▶ **Exercise objective**
All of the records below need to be copied exactly.

[Records from a collection of figures]
════
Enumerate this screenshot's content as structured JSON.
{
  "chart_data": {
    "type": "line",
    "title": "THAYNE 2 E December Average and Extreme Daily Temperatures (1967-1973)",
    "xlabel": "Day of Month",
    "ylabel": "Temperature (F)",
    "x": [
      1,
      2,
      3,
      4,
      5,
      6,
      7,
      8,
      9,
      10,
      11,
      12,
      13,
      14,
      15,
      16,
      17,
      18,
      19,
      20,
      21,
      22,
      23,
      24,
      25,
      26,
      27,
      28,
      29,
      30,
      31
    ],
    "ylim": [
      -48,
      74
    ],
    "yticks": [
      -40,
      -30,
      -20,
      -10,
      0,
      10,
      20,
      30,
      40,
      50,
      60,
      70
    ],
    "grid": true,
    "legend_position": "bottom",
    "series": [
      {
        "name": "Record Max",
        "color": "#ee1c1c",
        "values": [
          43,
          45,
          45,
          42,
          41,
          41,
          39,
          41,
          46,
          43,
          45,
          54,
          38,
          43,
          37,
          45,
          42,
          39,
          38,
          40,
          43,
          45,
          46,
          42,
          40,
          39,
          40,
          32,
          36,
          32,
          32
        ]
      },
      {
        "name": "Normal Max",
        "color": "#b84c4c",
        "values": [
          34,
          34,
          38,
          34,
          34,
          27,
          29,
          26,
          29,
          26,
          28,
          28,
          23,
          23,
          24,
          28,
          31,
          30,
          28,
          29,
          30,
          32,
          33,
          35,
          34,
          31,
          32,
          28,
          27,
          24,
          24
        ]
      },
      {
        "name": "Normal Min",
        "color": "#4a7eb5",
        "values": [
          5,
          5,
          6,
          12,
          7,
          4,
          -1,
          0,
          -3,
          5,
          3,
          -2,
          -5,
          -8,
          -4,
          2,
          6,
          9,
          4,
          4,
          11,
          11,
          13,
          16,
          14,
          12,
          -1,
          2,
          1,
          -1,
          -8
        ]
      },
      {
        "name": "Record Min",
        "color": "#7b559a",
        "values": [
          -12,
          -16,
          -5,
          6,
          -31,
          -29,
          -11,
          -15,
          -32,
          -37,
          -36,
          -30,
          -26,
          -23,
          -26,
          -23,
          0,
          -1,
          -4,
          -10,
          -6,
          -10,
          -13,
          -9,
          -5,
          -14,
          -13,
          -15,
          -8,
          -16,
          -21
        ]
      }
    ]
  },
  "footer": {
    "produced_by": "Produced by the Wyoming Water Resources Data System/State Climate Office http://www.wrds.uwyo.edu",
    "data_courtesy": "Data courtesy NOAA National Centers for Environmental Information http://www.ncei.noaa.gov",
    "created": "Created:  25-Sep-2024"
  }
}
════
▶ **Finished task**
Enumerate this screenshot's content as structured JSON.
{
  "chart_data": {
    "type": "line",
    "title": "THAYNE 2 E December Average and Extreme Daily Temperatures (1967-1973)",
    "xlabel": "Day of Month",
    "ylabel": "Temperature (F)",
    "x": [
      1,
      2,
      3,
      4,
      5,
      6,
      7,
      8,
      9,
      10,
      11,
      12,
      13,
      14,
      15,
      16,
      17,
      18,
      19,
      20,
      21,
      22,
      23,
      24,
      25,
      26,
      27,
      28,
      29,
      30,
      31
    ],
    "ylim": [
      -48,
      74
    ],
    "yticks": [
      -40,
      -30,
      -20,
      -10,
      0,
      10,
      20,
      30,
      40,
      50,
      60,
      70
    ],
    "grid": true,
    "legend_position": "bottom",
    "series": [
      {
        "name": "Record Max",
        "color": "#ee1c1c",
        "values": [
          43,
          45,
          45,
          42,
          41,
          41,
          39,
          41,
          46,
          43,
          45,
          54,
          38,
          43,
          37,
          45,
          42,
          39,
          38,
          40,
          43,
          45,
          46,
          42,
          40,
          39,
          40,
          32,
          36,
          32,
          32
        ]
      },
      {
        "name": "Normal Max",
        "color": "#b84c4c",
        "values": [
          34,
          34,
          38,
          34,
          34,
          27,
          29,
          26,
          29,
          26,
          28,
          28,
          23,
          23,
          24,
          28,
          31,
          30,
          28,
          29,
          30,
          32,
          33,
          35,
          34,
          31,
          32,
          28,
          27,
          24,
          24
        ]
      },
      {
        "name": "Normal Min",
        "color": "#4a7eb5",
        "values": [
          5,
          5,
          6,
          12,
          7,
          4,
          -1,
          0,
          -3,
          5,
          3,
          -2,
          -5,
          -8,
          -4,
          2,
          6,
          9,
          4,
          4,
          11,
          11,
          13,
          16,
          14,
          12,
          -1,
          2,
          1,
          -1,
          -8
        ]
      },
      {
        "name": "Record Min",
        "color": "#7b559a",
        "values": [
          -12,
          -16,
          -5,
          6,
          -31,
          -29,
          -11,
          -15,
          -32,
          -37,
          -36,
          -30,
          -26,
          -23,
          -26,
          -23,
          0,
          -1,
          -4,
          -10,
          -6,
          -10,
          -13,
          -9,
          -5,
          -14,
          -13,
          -15,
          -8,
          -16,
          -21
        ]
      }
    ]
  },
  "footer": {
    "produced_by": "Produced by the Wyoming Water Resources Data System/State Climate Office http://www.wrds.uwyo.edu",
    "data_courtesy": "Data courtesy NOAA National Centers for Environmental Information http://www.ncei.noaa.gov",
    "created": "Created:  25-Sep-2024"
  }
}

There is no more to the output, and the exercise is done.